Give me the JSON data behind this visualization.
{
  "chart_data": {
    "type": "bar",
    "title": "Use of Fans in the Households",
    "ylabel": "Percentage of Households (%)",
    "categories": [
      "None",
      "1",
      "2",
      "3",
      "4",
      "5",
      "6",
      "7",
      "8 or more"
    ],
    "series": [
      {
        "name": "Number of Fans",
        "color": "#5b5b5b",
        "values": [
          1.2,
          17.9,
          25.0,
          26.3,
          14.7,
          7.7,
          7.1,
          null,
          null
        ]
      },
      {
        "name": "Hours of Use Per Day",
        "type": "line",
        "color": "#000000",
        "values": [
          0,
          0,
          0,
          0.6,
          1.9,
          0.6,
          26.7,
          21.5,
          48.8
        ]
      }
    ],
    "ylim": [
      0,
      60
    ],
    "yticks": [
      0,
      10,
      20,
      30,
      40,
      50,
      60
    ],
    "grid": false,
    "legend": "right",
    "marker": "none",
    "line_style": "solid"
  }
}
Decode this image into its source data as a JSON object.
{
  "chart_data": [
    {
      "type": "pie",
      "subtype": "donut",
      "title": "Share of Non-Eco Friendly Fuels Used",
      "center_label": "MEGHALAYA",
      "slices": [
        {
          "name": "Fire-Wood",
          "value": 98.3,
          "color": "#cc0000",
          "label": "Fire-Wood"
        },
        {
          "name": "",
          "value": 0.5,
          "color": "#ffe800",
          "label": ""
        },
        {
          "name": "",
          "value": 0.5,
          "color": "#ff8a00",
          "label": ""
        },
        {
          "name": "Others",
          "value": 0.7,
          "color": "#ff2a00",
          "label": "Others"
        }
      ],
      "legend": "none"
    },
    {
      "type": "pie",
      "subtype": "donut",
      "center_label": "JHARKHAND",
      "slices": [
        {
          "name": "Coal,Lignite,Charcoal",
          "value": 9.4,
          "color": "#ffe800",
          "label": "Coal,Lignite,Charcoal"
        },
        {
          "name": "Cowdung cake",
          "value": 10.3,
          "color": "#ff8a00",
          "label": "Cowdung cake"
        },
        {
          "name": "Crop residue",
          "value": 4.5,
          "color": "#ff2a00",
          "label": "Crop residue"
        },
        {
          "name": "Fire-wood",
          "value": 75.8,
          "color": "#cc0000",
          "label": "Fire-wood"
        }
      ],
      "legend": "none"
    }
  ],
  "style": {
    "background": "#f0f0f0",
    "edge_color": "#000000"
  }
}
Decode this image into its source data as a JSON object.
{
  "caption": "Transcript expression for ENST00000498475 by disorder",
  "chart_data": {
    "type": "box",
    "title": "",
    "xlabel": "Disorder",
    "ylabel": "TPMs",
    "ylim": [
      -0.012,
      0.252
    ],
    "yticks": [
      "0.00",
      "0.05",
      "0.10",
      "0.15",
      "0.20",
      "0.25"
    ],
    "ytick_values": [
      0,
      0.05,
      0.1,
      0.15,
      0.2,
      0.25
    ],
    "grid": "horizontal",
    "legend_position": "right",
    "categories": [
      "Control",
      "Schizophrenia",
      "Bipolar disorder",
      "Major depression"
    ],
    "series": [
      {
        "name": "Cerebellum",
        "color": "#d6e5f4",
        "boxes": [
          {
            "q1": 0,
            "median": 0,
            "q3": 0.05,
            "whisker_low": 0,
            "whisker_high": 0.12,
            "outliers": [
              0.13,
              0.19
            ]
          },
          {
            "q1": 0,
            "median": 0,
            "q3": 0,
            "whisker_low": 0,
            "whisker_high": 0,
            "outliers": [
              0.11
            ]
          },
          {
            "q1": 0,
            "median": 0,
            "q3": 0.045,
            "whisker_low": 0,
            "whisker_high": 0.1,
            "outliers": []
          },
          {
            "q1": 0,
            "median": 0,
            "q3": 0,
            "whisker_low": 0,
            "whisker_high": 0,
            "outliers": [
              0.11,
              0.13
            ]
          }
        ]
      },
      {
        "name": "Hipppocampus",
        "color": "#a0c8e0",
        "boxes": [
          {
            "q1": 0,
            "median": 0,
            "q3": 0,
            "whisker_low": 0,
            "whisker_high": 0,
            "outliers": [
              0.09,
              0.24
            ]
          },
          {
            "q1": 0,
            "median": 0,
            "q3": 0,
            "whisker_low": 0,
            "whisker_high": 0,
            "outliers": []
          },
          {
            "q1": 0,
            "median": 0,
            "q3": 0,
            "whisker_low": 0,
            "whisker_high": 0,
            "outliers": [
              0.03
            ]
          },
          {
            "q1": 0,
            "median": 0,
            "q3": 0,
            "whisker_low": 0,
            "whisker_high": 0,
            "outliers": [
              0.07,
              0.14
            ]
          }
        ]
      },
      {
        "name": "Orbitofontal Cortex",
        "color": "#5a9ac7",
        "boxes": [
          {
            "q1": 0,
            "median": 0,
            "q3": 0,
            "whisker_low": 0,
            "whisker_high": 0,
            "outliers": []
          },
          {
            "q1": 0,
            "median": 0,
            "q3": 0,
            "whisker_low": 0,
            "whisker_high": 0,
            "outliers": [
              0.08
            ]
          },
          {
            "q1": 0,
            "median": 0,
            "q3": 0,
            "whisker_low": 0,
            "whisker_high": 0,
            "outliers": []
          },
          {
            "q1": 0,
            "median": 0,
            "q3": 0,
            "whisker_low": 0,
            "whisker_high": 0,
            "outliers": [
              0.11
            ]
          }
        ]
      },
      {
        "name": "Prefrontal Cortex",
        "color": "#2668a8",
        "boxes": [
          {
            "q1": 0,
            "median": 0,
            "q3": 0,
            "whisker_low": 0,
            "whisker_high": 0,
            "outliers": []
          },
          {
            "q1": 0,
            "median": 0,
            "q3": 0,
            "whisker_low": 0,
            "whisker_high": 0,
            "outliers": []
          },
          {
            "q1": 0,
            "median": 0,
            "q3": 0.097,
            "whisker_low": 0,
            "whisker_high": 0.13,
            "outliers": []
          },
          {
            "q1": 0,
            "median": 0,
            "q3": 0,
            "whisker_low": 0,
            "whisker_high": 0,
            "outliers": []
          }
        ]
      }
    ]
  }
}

---*---

[What is expected] Search the data above for the string "Fans" and copy each line that has it.

[Final answer]
    "title": "Use of Fans in the Households",
        "name": "Number of Fans",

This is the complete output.